# [TASK INPUT]
=====

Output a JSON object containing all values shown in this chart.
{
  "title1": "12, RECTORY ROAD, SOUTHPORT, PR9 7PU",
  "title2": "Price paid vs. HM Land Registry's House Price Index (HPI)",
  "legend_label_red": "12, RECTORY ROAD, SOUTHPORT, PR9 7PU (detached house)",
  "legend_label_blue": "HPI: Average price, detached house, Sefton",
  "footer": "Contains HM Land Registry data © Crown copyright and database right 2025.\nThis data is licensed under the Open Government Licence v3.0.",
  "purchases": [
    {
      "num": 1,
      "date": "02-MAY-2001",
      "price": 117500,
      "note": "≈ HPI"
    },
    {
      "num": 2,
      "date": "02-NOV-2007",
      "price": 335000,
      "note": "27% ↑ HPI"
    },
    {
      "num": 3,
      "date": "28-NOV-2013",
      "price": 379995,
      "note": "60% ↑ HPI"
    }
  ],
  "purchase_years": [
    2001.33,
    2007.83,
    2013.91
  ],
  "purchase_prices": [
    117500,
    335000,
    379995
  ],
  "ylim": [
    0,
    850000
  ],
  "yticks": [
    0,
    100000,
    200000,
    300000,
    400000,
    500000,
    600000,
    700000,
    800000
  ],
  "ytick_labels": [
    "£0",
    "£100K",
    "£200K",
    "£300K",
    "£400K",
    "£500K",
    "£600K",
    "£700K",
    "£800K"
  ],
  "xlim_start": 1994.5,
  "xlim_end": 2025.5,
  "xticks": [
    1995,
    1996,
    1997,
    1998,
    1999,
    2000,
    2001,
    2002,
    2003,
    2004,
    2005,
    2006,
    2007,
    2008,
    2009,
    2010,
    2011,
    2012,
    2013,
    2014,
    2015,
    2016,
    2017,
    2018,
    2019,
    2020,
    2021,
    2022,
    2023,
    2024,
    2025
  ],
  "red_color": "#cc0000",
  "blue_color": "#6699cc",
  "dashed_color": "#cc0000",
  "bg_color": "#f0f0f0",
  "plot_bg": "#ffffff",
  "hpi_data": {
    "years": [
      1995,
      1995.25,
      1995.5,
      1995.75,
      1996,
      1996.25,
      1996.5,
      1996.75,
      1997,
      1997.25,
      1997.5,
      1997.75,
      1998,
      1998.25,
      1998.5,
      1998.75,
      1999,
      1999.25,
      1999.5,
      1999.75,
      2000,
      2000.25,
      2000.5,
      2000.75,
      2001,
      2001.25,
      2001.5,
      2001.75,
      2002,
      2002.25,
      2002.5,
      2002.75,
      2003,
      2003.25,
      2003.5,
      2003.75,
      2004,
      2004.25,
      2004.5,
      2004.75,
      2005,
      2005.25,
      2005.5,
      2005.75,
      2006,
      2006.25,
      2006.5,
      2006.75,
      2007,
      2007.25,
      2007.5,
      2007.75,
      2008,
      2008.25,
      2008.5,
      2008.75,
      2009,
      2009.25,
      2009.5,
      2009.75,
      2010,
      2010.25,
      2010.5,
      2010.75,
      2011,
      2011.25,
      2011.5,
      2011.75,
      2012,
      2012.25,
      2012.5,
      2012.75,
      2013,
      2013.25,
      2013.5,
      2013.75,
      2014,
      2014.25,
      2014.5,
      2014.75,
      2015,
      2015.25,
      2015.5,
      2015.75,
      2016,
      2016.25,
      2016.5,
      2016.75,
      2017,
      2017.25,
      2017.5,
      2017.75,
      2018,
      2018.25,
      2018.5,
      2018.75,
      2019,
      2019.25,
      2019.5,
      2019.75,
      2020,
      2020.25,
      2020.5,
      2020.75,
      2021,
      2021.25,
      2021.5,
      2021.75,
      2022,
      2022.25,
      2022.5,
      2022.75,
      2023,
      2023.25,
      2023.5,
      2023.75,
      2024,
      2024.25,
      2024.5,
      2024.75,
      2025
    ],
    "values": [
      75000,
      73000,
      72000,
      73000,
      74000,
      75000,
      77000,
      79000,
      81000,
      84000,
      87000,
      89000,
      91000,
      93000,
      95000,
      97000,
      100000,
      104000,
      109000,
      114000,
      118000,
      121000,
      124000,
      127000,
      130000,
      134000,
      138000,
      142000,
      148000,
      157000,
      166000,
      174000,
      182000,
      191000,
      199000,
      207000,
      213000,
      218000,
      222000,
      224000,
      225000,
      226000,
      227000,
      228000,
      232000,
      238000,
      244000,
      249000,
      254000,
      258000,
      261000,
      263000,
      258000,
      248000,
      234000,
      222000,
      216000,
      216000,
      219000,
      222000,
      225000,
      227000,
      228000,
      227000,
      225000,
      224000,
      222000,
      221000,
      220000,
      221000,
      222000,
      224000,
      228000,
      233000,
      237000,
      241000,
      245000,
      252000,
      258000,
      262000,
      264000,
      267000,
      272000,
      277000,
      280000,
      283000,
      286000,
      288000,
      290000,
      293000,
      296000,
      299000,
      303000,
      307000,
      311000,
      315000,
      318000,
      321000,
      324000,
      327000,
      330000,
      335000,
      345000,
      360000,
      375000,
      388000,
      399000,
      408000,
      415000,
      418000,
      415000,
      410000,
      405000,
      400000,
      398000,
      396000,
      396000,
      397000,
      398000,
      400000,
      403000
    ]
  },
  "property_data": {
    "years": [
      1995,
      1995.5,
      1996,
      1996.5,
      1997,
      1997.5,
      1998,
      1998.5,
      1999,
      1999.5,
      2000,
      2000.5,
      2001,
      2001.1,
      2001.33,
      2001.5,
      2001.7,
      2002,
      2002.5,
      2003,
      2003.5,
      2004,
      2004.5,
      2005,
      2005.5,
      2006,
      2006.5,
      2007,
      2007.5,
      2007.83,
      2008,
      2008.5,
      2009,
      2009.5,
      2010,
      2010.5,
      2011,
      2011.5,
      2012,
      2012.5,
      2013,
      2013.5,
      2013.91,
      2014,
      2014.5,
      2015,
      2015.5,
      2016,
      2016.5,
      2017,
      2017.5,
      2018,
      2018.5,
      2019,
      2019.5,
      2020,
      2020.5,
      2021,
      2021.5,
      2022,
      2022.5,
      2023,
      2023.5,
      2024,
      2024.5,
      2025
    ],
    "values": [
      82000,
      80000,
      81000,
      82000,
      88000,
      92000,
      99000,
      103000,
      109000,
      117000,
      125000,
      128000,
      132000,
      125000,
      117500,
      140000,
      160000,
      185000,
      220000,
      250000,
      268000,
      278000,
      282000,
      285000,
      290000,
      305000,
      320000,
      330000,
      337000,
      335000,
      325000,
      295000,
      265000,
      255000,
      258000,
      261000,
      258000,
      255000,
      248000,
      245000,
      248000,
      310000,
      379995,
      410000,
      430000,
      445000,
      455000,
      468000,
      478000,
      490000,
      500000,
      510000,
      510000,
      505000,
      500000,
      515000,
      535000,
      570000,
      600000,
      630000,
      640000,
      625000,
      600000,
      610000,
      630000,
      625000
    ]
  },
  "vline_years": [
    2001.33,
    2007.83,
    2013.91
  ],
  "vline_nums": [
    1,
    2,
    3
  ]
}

=====

From the listing above, collect each line in which the string "SOUTHPORT" appears.

# [TASK SOLUTION]
  "title1": "12, RECTORY ROAD, SOUTHPORT, PR9 7PU",
  "legend_label_red": "12, RECTORY ROAD, SOUTHPORT, PR9 7PU (detached house)",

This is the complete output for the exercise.